Task
Below are the entries; state how many of their lines contain the string "وكان", and nothing more.

Material for the task
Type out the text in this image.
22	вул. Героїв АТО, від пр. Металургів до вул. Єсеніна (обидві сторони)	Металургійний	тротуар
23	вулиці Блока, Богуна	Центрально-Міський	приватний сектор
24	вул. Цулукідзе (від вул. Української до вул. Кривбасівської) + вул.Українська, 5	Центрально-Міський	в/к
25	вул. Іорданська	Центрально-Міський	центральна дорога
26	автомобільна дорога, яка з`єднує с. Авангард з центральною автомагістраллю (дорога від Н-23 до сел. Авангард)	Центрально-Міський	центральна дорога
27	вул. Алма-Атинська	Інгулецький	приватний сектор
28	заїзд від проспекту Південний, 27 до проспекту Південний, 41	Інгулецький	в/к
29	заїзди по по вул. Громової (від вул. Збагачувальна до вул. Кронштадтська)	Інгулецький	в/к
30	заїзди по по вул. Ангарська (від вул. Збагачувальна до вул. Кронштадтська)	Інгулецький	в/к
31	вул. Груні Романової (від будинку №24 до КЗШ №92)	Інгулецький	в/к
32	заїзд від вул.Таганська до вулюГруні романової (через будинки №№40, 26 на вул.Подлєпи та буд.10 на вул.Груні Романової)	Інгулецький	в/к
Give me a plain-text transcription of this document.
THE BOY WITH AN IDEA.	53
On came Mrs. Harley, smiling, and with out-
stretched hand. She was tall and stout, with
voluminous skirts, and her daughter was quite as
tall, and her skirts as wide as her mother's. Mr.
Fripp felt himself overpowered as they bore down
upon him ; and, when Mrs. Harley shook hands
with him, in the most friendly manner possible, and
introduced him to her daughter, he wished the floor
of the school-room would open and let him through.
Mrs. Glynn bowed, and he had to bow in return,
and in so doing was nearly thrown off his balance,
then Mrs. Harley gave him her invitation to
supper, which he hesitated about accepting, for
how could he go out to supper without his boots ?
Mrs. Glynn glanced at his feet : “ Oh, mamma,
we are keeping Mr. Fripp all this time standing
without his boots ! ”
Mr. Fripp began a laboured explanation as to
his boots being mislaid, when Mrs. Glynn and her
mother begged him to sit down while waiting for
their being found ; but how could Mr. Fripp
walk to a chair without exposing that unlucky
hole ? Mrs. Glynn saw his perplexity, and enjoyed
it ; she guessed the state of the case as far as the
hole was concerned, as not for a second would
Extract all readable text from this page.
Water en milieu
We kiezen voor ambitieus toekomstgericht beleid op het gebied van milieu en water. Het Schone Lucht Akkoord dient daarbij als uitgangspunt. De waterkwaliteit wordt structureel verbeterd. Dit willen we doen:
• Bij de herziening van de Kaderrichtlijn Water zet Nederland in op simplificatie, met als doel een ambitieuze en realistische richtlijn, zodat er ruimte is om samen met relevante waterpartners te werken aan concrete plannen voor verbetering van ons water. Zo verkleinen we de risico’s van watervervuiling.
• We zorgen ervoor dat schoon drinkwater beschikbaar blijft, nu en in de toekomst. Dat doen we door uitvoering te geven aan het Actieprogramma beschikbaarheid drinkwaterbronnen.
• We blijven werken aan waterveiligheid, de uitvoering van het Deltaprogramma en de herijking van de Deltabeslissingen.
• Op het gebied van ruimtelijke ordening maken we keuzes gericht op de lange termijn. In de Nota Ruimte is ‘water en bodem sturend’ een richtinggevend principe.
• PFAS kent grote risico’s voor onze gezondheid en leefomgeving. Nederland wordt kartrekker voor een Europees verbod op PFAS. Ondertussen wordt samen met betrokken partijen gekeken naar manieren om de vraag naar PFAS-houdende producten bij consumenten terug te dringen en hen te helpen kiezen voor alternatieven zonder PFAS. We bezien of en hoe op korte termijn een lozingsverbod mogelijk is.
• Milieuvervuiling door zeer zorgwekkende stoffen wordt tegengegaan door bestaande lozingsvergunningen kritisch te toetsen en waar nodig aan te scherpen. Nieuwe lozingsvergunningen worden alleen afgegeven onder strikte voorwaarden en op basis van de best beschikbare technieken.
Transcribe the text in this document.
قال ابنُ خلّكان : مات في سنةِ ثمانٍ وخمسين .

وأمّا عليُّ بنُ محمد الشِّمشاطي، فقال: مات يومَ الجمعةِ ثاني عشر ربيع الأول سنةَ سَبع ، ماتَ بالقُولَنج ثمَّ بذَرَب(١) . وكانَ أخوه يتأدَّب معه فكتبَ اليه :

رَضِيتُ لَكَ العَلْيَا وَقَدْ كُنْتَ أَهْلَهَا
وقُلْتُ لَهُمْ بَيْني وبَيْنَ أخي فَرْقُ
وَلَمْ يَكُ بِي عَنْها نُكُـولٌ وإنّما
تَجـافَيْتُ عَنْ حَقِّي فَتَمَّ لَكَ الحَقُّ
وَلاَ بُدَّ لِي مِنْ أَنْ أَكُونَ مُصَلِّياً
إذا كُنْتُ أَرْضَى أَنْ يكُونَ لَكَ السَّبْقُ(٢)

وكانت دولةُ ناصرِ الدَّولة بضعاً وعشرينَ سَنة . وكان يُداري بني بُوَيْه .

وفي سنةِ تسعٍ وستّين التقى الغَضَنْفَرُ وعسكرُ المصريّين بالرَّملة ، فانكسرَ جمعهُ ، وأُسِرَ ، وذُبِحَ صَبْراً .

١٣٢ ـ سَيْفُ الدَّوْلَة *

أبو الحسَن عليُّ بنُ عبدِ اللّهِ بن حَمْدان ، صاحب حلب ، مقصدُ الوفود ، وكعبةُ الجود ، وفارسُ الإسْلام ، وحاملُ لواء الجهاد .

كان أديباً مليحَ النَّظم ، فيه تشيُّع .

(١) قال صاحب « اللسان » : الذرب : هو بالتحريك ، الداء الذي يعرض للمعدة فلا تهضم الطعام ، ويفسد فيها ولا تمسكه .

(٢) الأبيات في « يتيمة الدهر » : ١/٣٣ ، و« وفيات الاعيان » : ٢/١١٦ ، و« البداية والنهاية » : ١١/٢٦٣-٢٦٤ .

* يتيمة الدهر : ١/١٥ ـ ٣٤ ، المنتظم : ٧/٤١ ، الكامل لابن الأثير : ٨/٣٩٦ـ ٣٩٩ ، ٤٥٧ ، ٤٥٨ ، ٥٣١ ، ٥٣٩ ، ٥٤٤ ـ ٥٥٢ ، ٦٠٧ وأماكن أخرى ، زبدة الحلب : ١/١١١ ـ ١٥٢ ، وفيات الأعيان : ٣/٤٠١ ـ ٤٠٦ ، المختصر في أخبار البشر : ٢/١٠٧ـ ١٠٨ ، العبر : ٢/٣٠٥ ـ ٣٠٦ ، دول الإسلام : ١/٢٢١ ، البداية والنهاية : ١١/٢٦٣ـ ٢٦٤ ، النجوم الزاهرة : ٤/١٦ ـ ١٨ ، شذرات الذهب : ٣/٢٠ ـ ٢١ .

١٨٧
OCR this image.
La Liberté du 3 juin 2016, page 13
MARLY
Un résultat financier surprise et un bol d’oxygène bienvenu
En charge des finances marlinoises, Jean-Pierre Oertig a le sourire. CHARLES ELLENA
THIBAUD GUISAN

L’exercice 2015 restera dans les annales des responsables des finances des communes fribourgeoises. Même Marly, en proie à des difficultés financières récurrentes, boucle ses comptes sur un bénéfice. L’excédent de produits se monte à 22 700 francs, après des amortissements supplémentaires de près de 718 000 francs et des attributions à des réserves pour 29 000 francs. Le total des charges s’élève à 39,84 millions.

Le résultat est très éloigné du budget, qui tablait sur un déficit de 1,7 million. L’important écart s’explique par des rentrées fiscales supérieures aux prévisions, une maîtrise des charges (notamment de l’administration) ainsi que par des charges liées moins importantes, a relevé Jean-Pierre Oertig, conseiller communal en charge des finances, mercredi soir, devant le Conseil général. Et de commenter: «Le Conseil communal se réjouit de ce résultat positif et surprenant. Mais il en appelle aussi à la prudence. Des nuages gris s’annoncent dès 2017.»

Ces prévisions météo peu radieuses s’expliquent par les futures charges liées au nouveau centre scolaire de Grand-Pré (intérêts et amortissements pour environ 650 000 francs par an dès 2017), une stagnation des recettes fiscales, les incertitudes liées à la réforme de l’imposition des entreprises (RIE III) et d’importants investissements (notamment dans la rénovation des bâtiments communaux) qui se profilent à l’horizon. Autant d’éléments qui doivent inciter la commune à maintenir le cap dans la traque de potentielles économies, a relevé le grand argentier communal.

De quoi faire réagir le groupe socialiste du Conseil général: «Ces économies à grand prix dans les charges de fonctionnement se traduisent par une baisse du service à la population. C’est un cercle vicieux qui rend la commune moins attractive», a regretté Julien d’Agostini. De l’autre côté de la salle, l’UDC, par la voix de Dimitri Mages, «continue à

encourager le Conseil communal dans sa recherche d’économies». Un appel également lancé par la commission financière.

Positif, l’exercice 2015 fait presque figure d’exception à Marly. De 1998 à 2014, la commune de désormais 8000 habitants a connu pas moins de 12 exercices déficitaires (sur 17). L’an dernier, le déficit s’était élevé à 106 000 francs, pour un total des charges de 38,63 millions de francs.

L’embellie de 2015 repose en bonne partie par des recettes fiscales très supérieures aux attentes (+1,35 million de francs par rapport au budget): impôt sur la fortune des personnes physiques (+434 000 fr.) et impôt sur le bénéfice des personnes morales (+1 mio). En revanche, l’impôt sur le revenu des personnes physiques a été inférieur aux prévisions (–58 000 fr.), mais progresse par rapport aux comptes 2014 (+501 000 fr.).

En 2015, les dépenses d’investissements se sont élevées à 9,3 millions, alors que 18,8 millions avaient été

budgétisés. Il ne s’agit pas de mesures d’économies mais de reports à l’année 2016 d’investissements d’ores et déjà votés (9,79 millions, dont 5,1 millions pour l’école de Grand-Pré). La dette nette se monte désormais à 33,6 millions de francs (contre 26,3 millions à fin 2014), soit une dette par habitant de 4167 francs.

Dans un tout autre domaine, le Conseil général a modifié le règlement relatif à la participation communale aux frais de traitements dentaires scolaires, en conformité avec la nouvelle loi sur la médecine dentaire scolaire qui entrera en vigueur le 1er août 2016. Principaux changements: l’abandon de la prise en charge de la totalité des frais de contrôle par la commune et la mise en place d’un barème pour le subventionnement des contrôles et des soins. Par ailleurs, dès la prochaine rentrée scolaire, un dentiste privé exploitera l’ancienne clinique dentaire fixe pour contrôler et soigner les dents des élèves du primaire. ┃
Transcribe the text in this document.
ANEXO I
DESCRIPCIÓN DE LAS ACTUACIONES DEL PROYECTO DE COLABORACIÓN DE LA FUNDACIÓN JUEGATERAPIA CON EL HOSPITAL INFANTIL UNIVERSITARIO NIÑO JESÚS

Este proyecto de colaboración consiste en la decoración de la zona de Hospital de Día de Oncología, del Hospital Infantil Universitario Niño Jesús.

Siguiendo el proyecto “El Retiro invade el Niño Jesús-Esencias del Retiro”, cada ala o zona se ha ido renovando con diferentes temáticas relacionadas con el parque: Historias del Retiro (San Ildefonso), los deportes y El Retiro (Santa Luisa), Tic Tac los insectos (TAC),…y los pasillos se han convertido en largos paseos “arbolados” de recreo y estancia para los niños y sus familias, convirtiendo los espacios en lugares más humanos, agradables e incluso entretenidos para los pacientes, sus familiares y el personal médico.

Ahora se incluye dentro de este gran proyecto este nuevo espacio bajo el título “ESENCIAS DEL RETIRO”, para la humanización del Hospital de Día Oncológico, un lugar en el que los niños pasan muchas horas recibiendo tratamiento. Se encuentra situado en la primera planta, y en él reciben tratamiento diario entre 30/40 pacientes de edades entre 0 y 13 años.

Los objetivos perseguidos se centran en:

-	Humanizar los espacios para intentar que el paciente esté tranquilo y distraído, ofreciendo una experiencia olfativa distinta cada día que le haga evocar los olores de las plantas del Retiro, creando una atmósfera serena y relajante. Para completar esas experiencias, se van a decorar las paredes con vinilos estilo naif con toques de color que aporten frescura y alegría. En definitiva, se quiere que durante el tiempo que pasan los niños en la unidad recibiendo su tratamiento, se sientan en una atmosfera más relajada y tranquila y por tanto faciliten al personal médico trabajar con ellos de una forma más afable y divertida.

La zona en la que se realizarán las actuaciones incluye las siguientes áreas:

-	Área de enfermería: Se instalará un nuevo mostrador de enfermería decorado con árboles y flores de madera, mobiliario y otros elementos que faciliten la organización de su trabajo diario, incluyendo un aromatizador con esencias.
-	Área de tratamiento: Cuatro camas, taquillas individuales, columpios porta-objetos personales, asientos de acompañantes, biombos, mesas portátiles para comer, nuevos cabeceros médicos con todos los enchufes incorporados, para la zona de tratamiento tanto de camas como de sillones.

Expected answer
2